Is a Roth IRA better than a Traditional IRA?

Key Summary:


  • Traditional IRAs can offer tax benefits today, but Roth IRAs might provide the best long-term tax benefits.


  • IRA required minimum distribution (RMD) taxability can lead to inflexibility during retirement, often making a Roth IRA the more attractive option.


  • While a Traditional IRA can be rolled over into a Roth IRA, weighing the near-term taxability with the long-term benefits is crucial.


Choosing between a Roth IRA and a Traditional IRA often boils down to which retirement account provides the largest benefits during retirement. Current IRS tax laws can complicate the choice, especially if your marginal tax bracket is expected to change significantly, but forecasting tax benefits can prove difficult at best. For these reasons, we believe a Roth IRA is generally a better choice for most individuals. We provide some benefits for both IRAs below to help you decide what retirement plan might be right for you.


Traditional IRA vs Roth IRA

Traditional IRA contributions are generally tax deductible (subject to IRS limitations) and earnings growth is tax deferred. However, withdrawals are taxable, and IRS required minimum distributions (RMD) rules can limit flexibility for tax, retirement and estate planning. Since Traditional IRA withdrawals and RMDs are taxable, retirees often find their taxable income and marginal tax rates higher than expected.

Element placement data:

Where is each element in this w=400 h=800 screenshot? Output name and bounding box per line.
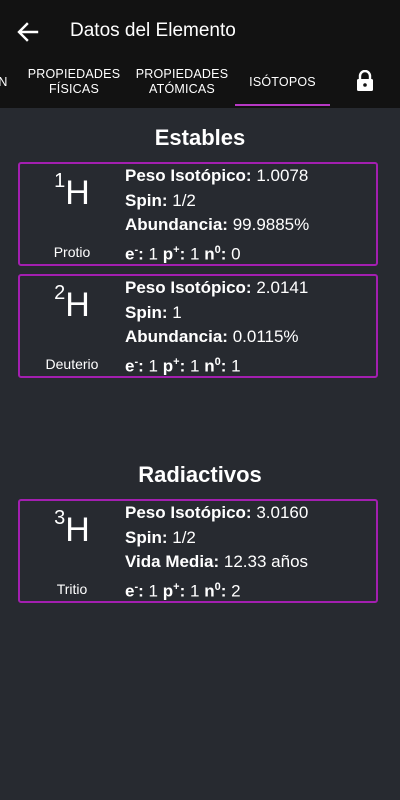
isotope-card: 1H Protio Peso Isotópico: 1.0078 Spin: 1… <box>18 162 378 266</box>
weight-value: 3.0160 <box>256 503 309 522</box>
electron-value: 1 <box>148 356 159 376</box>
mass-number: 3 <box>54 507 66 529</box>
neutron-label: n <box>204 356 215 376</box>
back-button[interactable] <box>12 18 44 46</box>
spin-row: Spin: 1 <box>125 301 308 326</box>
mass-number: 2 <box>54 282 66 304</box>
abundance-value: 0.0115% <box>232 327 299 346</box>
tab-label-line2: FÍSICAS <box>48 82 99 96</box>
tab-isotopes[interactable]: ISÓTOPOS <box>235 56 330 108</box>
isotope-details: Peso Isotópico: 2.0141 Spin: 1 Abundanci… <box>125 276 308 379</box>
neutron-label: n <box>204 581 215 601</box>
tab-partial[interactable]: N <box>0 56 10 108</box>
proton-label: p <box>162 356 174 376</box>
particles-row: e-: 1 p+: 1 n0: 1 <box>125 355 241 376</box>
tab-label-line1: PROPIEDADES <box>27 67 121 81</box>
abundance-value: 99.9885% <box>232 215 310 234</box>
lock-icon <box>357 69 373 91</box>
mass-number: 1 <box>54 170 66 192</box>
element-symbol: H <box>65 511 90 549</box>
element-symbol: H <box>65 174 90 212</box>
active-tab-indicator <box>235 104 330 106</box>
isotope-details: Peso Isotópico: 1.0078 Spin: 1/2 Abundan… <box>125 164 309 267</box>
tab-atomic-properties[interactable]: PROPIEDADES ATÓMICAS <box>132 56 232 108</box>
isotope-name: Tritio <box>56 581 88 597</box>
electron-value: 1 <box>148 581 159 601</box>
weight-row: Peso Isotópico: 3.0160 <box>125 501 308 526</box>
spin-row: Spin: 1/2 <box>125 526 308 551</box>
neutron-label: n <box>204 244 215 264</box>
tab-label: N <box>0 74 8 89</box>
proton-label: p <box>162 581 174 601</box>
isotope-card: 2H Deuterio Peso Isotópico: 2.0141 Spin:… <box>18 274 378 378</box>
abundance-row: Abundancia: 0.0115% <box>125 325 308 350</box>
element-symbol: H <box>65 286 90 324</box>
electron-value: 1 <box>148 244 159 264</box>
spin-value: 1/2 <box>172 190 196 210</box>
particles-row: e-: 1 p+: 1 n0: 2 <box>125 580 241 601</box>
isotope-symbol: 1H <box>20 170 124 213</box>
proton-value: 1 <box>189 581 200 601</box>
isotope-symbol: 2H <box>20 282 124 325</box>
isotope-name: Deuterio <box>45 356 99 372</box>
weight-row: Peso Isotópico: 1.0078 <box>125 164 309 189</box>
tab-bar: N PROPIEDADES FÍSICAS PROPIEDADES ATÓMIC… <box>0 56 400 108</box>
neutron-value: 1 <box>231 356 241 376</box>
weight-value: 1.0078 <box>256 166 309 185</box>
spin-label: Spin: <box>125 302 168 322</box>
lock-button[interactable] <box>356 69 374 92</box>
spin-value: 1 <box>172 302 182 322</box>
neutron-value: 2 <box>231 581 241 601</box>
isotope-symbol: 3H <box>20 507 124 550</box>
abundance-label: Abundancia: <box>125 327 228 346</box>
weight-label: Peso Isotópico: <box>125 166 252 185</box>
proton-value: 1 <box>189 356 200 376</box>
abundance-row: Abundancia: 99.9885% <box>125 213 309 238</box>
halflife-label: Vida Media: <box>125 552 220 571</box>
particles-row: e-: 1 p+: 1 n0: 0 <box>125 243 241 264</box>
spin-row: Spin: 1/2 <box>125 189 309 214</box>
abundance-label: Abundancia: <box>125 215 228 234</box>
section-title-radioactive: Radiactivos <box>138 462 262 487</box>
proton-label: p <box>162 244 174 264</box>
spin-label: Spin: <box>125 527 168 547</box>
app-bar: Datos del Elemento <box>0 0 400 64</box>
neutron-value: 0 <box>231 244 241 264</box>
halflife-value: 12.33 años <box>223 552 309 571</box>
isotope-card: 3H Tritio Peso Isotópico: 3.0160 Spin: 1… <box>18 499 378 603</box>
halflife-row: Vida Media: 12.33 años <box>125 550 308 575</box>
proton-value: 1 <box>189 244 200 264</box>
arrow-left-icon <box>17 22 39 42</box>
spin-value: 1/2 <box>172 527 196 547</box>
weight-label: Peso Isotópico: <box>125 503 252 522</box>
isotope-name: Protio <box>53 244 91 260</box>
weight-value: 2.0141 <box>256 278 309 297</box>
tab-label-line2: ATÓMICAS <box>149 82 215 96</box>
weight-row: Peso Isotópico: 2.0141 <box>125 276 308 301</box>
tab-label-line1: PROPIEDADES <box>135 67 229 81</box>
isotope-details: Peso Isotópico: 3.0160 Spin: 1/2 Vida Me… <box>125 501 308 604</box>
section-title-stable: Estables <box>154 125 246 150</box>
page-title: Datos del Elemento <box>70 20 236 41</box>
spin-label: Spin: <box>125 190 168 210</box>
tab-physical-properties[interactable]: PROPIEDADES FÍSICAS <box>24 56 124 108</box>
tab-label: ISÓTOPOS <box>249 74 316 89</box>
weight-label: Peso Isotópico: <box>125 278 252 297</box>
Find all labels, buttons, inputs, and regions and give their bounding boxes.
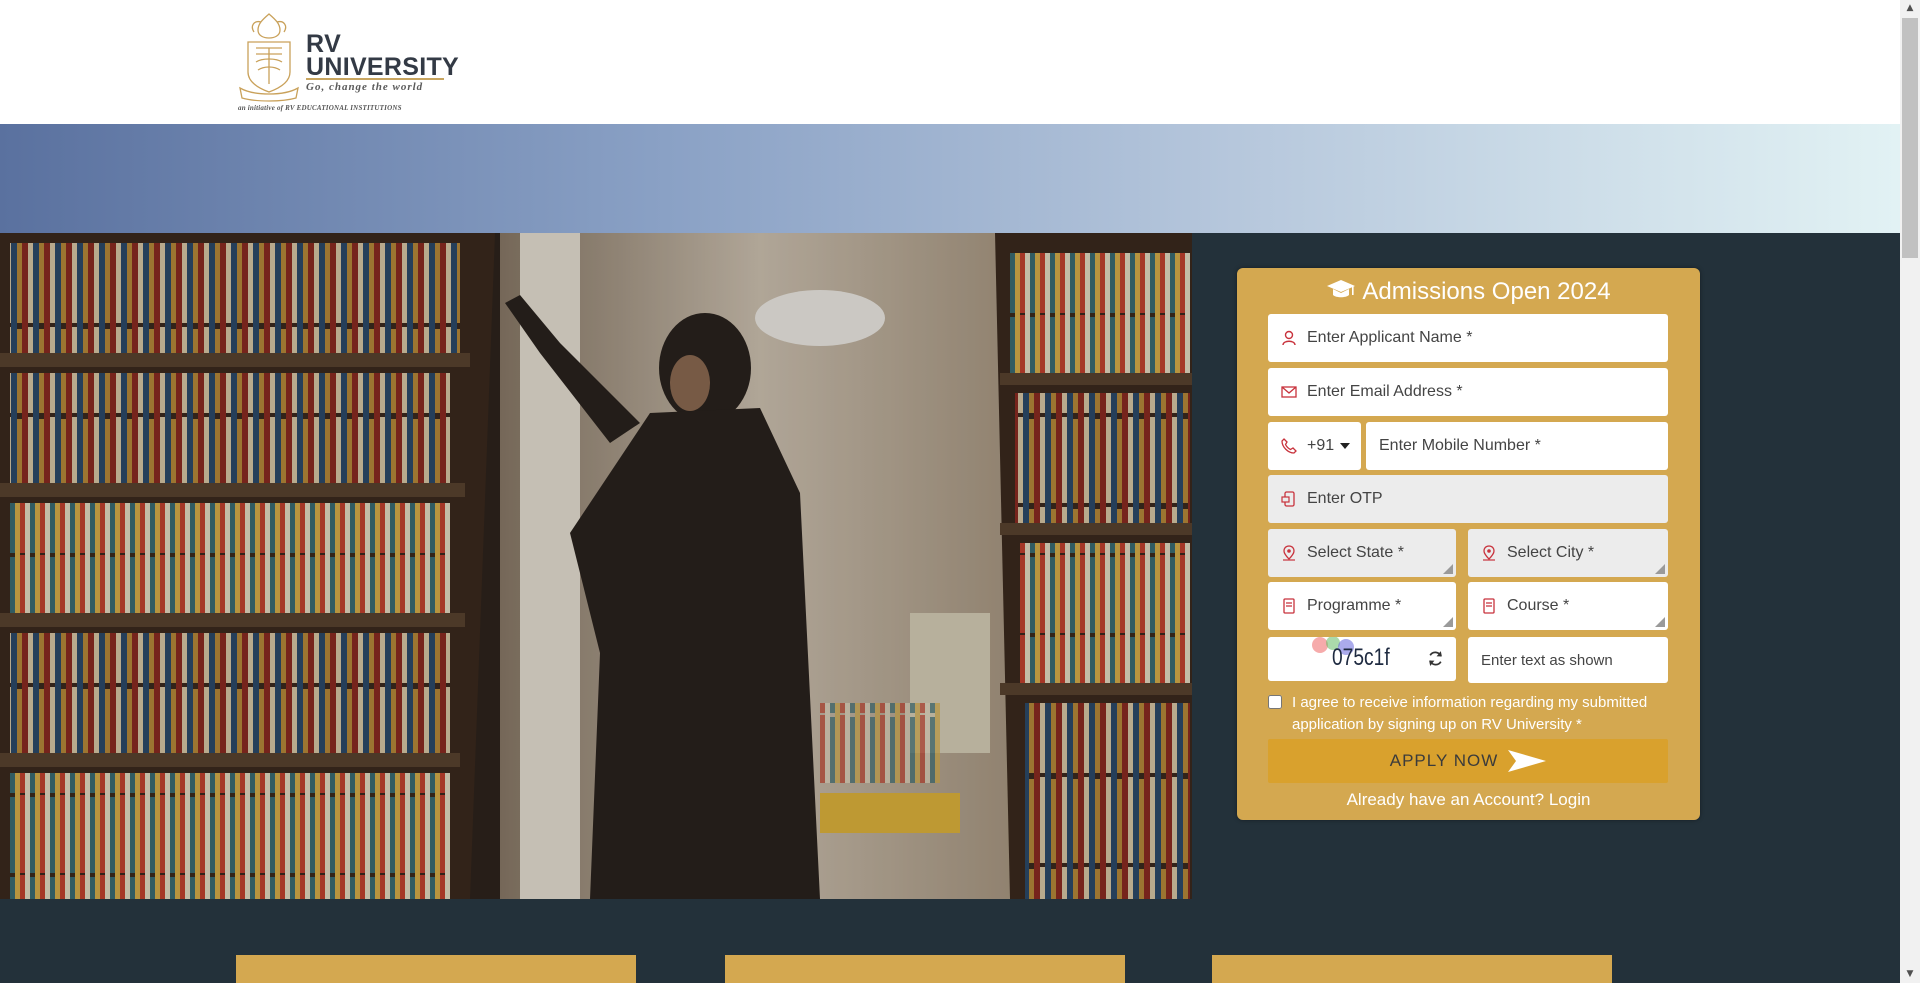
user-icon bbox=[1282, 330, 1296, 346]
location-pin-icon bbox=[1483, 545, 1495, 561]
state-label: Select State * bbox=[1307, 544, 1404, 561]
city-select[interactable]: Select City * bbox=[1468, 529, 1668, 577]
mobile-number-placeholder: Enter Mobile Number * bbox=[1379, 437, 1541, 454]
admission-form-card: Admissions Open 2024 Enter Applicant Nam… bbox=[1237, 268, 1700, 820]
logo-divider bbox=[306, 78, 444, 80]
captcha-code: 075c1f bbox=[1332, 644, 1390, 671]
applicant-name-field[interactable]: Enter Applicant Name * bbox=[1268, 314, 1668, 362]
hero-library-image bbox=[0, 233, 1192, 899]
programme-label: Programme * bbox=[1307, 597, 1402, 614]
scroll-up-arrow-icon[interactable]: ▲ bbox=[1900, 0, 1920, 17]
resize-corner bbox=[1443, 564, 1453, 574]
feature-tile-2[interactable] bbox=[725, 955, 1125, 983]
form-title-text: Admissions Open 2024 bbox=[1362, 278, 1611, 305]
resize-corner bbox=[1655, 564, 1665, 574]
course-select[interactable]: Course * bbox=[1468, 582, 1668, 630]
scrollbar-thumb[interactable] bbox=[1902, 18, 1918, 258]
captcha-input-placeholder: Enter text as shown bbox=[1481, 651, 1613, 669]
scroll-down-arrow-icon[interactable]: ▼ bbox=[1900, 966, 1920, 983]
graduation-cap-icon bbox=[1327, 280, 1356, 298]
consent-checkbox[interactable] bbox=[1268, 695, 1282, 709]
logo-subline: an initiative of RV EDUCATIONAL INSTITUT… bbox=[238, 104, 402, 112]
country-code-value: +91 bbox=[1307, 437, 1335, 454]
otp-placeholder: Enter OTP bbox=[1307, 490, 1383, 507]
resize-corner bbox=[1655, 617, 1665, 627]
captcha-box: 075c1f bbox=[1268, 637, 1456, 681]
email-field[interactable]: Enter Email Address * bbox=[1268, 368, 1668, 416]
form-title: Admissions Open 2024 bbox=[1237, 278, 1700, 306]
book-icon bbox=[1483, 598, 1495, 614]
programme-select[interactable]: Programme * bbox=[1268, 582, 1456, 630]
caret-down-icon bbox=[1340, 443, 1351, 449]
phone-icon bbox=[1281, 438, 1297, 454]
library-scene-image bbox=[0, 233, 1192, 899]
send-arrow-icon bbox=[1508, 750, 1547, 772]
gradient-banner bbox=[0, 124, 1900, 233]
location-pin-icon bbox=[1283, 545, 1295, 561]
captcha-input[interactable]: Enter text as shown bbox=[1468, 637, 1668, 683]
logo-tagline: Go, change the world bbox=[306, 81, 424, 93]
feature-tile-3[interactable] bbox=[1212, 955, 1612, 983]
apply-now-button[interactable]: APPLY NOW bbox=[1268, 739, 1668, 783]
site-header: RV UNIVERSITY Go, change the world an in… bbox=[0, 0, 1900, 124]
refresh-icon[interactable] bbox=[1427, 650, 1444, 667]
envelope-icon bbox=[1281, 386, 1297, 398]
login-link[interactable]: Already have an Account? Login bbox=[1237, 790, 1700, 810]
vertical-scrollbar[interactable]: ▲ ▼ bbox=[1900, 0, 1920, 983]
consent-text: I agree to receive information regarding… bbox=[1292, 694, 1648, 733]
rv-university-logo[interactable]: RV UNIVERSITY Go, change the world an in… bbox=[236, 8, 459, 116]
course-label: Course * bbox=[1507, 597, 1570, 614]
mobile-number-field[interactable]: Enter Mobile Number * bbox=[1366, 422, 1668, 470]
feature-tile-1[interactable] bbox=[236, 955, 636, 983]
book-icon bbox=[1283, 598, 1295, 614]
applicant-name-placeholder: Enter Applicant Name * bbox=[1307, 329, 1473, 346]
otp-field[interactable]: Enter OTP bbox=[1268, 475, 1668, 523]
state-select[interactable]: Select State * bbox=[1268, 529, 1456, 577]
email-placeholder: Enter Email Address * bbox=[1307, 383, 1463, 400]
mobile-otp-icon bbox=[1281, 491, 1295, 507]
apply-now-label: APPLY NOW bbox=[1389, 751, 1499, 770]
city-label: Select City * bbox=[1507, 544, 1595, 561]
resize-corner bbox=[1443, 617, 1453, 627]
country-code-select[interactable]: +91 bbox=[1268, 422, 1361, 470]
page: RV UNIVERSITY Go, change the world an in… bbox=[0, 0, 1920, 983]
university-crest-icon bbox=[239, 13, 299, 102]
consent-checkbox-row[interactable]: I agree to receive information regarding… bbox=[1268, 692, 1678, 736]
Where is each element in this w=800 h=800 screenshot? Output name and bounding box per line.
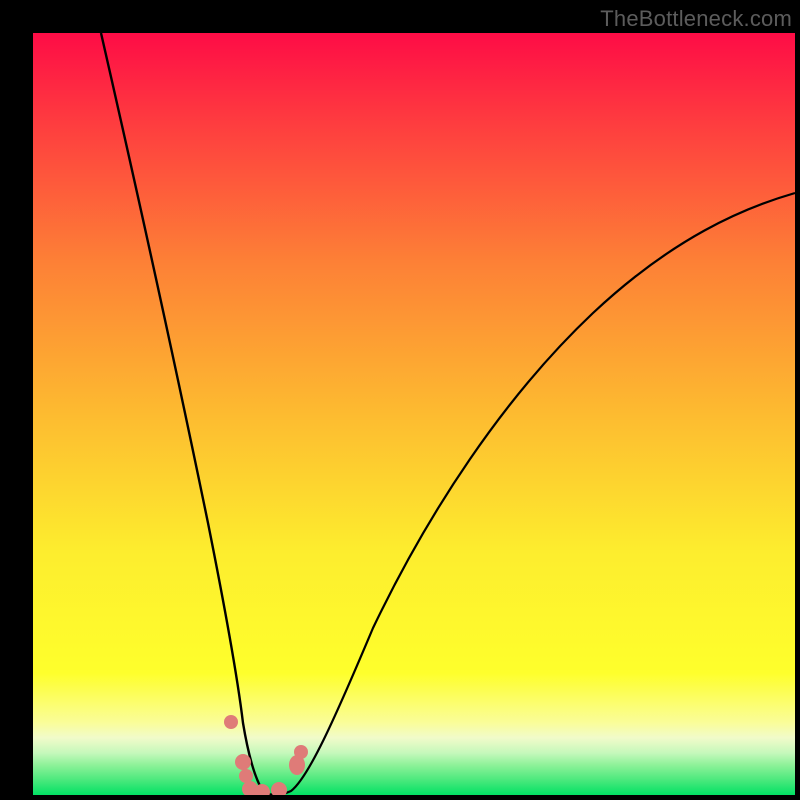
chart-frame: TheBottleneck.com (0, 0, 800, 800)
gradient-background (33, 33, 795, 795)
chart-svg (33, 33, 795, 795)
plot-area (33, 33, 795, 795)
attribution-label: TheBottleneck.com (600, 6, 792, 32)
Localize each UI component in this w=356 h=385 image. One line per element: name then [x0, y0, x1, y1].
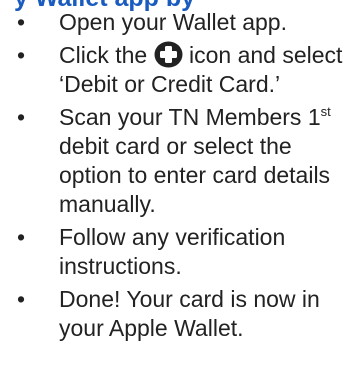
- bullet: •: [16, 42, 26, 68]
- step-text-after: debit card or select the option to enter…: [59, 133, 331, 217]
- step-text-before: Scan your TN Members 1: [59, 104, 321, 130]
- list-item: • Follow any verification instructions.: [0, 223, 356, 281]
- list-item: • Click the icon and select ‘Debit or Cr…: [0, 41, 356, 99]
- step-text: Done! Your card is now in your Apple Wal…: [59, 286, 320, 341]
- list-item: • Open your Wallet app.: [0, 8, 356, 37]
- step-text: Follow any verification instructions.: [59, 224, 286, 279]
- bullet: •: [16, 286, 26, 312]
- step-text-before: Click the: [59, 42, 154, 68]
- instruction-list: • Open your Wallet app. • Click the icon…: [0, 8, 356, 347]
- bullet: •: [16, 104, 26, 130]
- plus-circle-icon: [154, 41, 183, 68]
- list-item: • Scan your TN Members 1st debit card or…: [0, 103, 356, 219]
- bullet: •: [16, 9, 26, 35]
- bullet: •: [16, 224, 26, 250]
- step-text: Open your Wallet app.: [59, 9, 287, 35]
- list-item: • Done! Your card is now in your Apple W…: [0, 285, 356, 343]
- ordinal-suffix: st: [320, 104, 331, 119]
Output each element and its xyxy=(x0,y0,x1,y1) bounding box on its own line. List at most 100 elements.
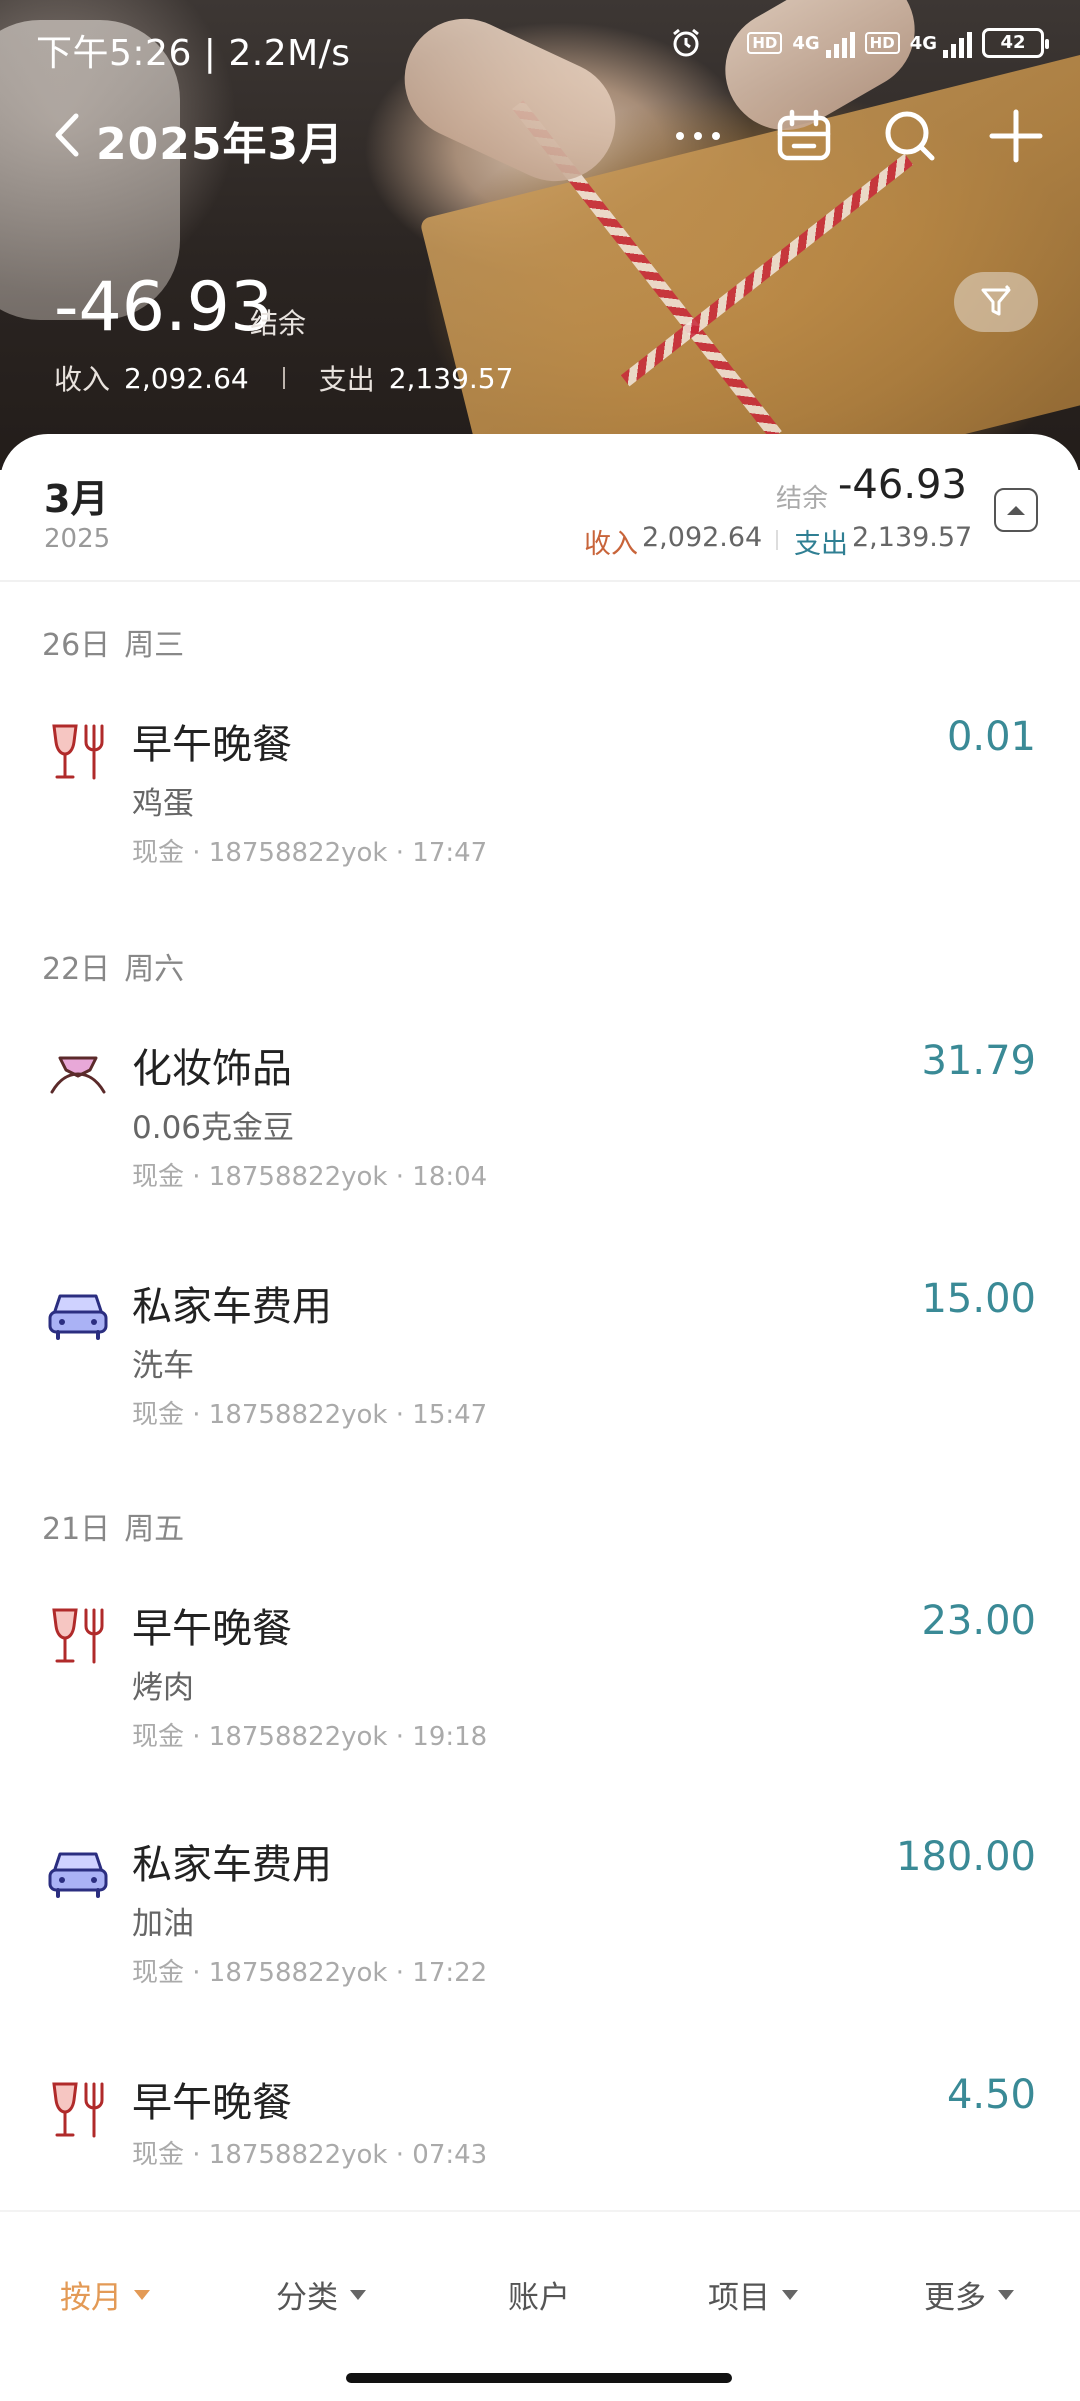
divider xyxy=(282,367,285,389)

WHAT THE EXERCISE ASKS: Reproduce the entire text comparing Roth and Traditional IRAs, word for word, keeping every line and mark unchanged.

FINISHED EXERCISE:
Is a Roth IRA better than a Traditional IRA?

Key Summary:


  • Traditional IRAs can offer tax benefits today, but Roth IRAs might provide the best long-term tax benefits.


  • IRA required minimum distribution (RMD) taxability can lead to inflexibility during retirement, often making a Roth IRA the more attractive option.


  • While a Traditional IRA can be rolled over into a Roth IRA, weighing the near-term taxability with the long-term benefits is crucial.


Choosing between a Roth IRA and a Traditional IRA often boils down to which retirement account provides the largest benefits during retirement. Current IRS tax laws can complicate the choice, especially if your marginal tax bracket is expected to change significantly, but forecasting tax benefits can prove difficult at best. For these reasons, we believe a Roth IRA is generally a better choice for most individuals. We provide some benefits for both IRAs below to help you decide what retirement plan might be right for you.


Traditional IRA vs Roth IRA

Traditional IRA contributions are generally tax deductible (subject to IRS limitations) and earnings growth is tax deferred. However, withdrawals are taxable, and IRS required minimum distributions (RMD) rules can limit flexibility for tax, retirement and estate planning. Since Traditional IRA withdrawals and RMDs are taxable, retirees often find their taxable income and marginal tax rates higher than expected.